======== RECORD EXTRACTS ========

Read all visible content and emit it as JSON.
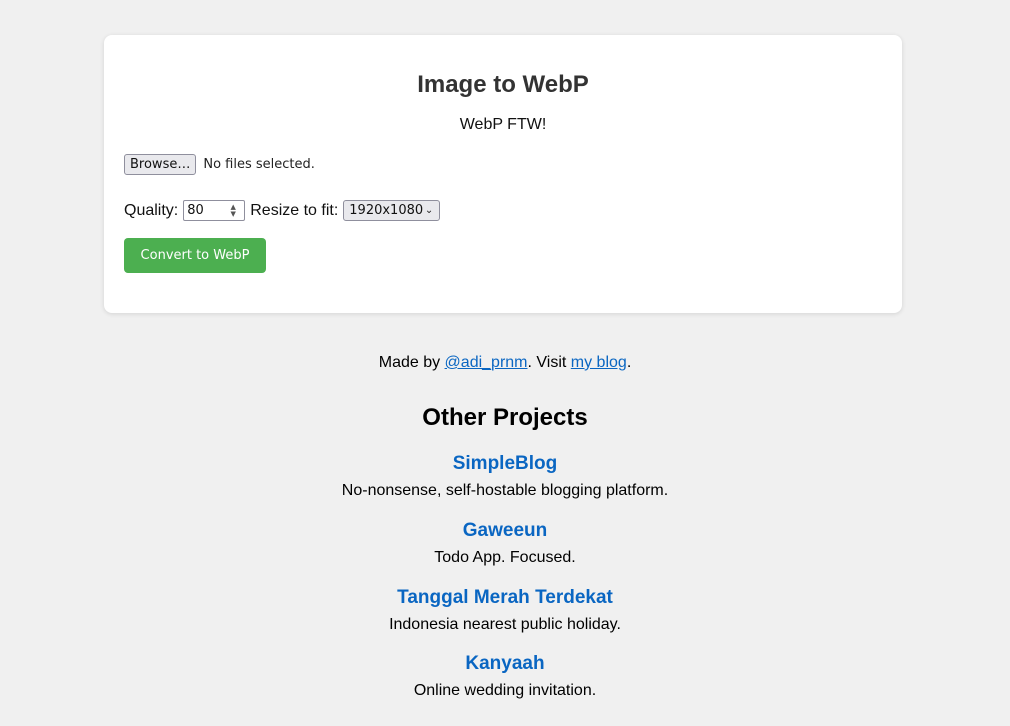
{
  "card": {
    "title": "Image to WebP",
    "subtitle": "WebP FTW!",
    "file": {
      "browse_label": "Browse…",
      "status": "No files selected."
    },
    "quality": {
      "label": "Quality:",
      "value": "80"
    },
    "resize": {
      "label": "Resize to fit:",
      "selected": "1920x1080"
    },
    "convert_label": "Convert to WebP",
    "colors": {
      "convert_button": "#4caf50",
      "link": "#0a66c2",
      "background": "#f0f0f0"
    }
  },
  "footer": {
    "made_by_prefix": "Made by ",
    "author_link": "@adi_prnm",
    "visit_text": ". Visit ",
    "blog_link": "my blog",
    "end": "."
  },
  "other_projects": {
    "title": "Other Projects",
    "items": [
      {
        "name": "SimpleBlog",
        "description": "No-nonsense, self-hostable blogging platform."
      },
      {
        "name": "Gaweeun",
        "description": "Todo App. Focused."
      },
      {
        "name": "Tanggal Merah Terdekat",
        "description": "Indonesia nearest public holiday."
      },
      {
        "name": "Kanyaah",
        "description": "Online wedding invitation."
      }
    ]
  }
}
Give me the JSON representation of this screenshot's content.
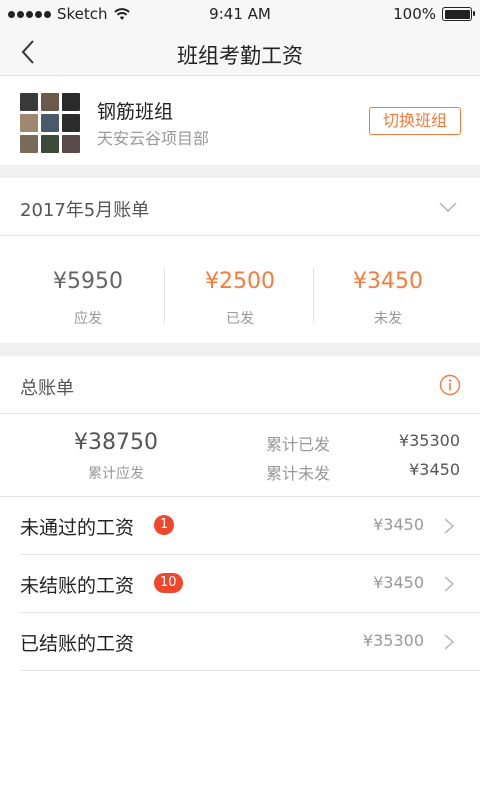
{
  "status_bar": {
    "carrier": "Sketch",
    "time": "9:41 AM",
    "battery": "100%"
  },
  "nav": {
    "title": "班组考勤工资",
    "back_icon": "chevron-left-icon"
  },
  "team": {
    "name": "钢筋班组",
    "project": "天安云谷项目部",
    "switch_label": "切换班组",
    "avatar_colors": [
      "#3a3a3a",
      "#6b5a4a",
      "#2a2a2a",
      "#a08870",
      "#4a5a6a",
      "#2c2c2c",
      "#7a6a5a",
      "#3c4a3c",
      "#5a4a4a"
    ]
  },
  "month_bill": {
    "label": "2017年5月账单",
    "columns": [
      {
        "value": "¥5950",
        "label": "应发",
        "color": "#666666"
      },
      {
        "value": "¥2500",
        "label": "已发",
        "color": "#f47c3c"
      },
      {
        "value": "¥3450",
        "label": "未发",
        "color": "#f47c3c"
      }
    ]
  },
  "total_bill": {
    "label": "总账单",
    "total_value": "¥38750",
    "total_label": "累计应发",
    "paid_label": "累计已发",
    "paid_value": "¥35300",
    "unpaid_label": "累计未发",
    "unpaid_value": "¥3450"
  },
  "rows": [
    {
      "title": "未通过的工资",
      "badge": "1",
      "amount": "¥3450"
    },
    {
      "title": "未结账的工资",
      "badge": "10",
      "amount": "¥3450"
    },
    {
      "title": "已结账的工资",
      "badge": "",
      "amount": "¥35300"
    }
  ],
  "colors": {
    "accent": "#f47c3c",
    "badge": "#f0462c"
  }
}
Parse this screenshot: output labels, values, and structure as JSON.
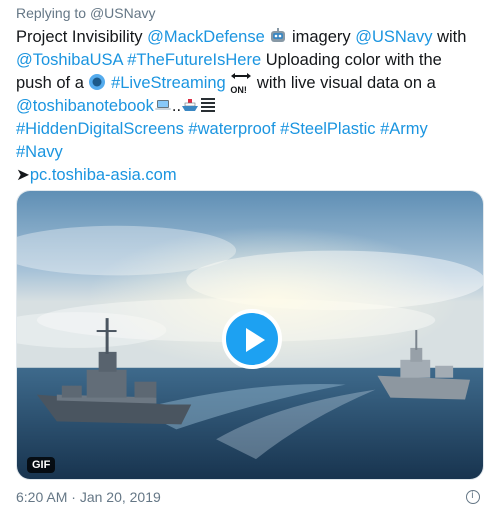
{
  "reply": {
    "prefix": "Replying to",
    "handle": "@USNavy"
  },
  "tweet_text": {
    "line1_a": "Project Invisibility ",
    "line1_mention1": "@MackDefense",
    "line1_b": " imagery ",
    "line1_mention2": "@USNavy",
    "line1_c": " with",
    "line2_mention": "@ToshibaUSA",
    "line2_hashtag": "#TheFutureIsHere",
    "line2_b": " Uploading color with the",
    "line3_a": "push of a ",
    "line3_hashtag": "#LiveStreaming",
    "line3_on": "ON!",
    "line3_b": " with live visual data on a",
    "line4_mention": "@toshibanotebook",
    "line4_dots": "..",
    "line5_hashtags": "#HiddenDigitalScreens #waterproof #SteelPlastic #Army",
    "line6_hashtag": "#Navy",
    "line7_arrow": "➤",
    "line7_link": "pc.toshiba-asia.com"
  },
  "media": {
    "badge": "GIF"
  },
  "footer": {
    "time": "6:20 AM",
    "separator": "·",
    "date": "Jan 20, 2019"
  },
  "colors": {
    "link": "#1b95e0",
    "play_button": "#1da1f2",
    "muted_text": "#657786"
  },
  "icons": [
    "robot-icon",
    "blue-circle-icon",
    "on-arrow-icon",
    "laptop-icon",
    "ship-icon",
    "stack-icon",
    "play-icon",
    "info-icon"
  ]
}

========

* REQUIRED WORK
Set down all the entries exactly as they appear, but skip any pictures.

* COMPLETE OUTPUT
Read all visible content and emit it as JSON.
{
  "card": {
    "title": "Image to WebP",
    "subtitle": "WebP FTW!",
    "file": {
      "browse_label": "Browse…",
      "status": "No files selected."
    },
    "quality": {
      "label": "Quality:",
      "value": "80"
    },
    "resize": {
      "label": "Resize to fit:",
      "selected": "1920x1080"
    },
    "convert_label": "Convert to WebP",
    "colors": {
      "convert_button": "#4caf50",
      "link": "#0a66c2",
      "background": "#f0f0f0"
    }
  },
  "footer": {
    "made_by_prefix": "Made by ",
    "author_link": "@adi_prnm",
    "visit_text": ". Visit ",
    "blog_link": "my blog",
    "end": "."
  },
  "other_projects": {
    "title": "Other Projects",
    "items": [
      {
        "name": "SimpleBlog",
        "description": "No-nonsense, self-hostable blogging platform."
      },
      {
        "name": "Gaweeun",
        "description": "Todo App. Focused."
      },
      {
        "name": "Tanggal Merah Terdekat",
        "description": "Indonesia nearest public holiday."
      },
      {
        "name": "Kanyaah",
        "description": "Online wedding invitation."
      }
    ]
  }
}
Give me the JSON representation of this screenshot's content.
{
  "status_bar": {
    "carrier": "Sketch",
    "time": "9:41 AM",
    "battery": "100%"
  },
  "nav": {
    "title": "班组考勤工资",
    "back_icon": "chevron-left-icon"
  },
  "team": {
    "name": "钢筋班组",
    "project": "天安云谷项目部",
    "switch_label": "切换班组",
    "avatar_colors": [
      "#3a3a3a",
      "#6b5a4a",
      "#2a2a2a",
      "#a08870",
      "#4a5a6a",
      "#2c2c2c",
      "#7a6a5a",
      "#3c4a3c",
      "#5a4a4a"
    ]
  },
  "month_bill": {
    "label": "2017年5月账单",
    "columns": [
      {
        "value": "¥5950",
        "label": "应发",
        "color": "#666666"
      },
      {
        "value": "¥2500",
        "label": "已发",
        "color": "#f47c3c"
      },
      {
        "value": "¥3450",
        "label": "未发",
        "color": "#f47c3c"
      }
    ]
  },
  "total_bill": {
    "label": "总账单",
    "total_value": "¥38750",
    "total_label": "累计应发",
    "paid_label": "累计已发",
    "paid_value": "¥35300",
    "unpaid_label": "累计未发",
    "unpaid_value": "¥3450"
  },
  "rows": [
    {
      "title": "未通过的工资",
      "badge": "1",
      "amount": "¥3450"
    },
    {
      "title": "未结账的工资",
      "badge": "10",
      "amount": "¥3450"
    },
    {
      "title": "已结账的工资",
      "badge": "",
      "amount": "¥35300"
    }
  ],
  "colors": {
    "accent": "#f47c3c",
    "badge": "#f0462c"
  }
}
Parse this screenshot: output labels, values, and structure as JSON.
{
  "reply": {
    "prefix": "Replying to",
    "handle": "@USNavy"
  },
  "tweet_text": {
    "line1_a": "Project Invisibility ",
    "line1_mention1": "@MackDefense",
    "line1_b": " imagery ",
    "line1_mention2": "@USNavy",
    "line1_c": " with",
    "line2_mention": "@ToshibaUSA",
    "line2_hashtag": "#TheFutureIsHere",
    "line2_b": " Uploading color with the",
    "line3_a": "push of a ",
    "line3_hashtag": "#LiveStreaming",
    "line3_on": "ON!",
    "line3_b": " with live visual data on a",
    "line4_mention": "@toshibanotebook",
    "line4_dots": "..",
    "line5_hashtags": "#HiddenDigitalScreens #waterproof #SteelPlastic #Army",
    "line6_hashtag": "#Navy",
    "line7_arrow": "➤",
    "line7_link": "pc.toshiba-asia.com"
  },
  "media": {
    "badge": "GIF"
  },
  "footer": {
    "time": "6:20 AM",
    "separator": "·",
    "date": "Jan 20, 2019"
  },
  "colors": {
    "link": "#1b95e0",
    "play_button": "#1da1f2",
    "muted_text": "#657786"
  },
  "icons": [
    "robot-icon",
    "blue-circle-icon",
    "on-arrow-icon",
    "laptop-icon",
    "ship-icon",
    "stack-icon",
    "play-icon",
    "info-icon"
  ]
}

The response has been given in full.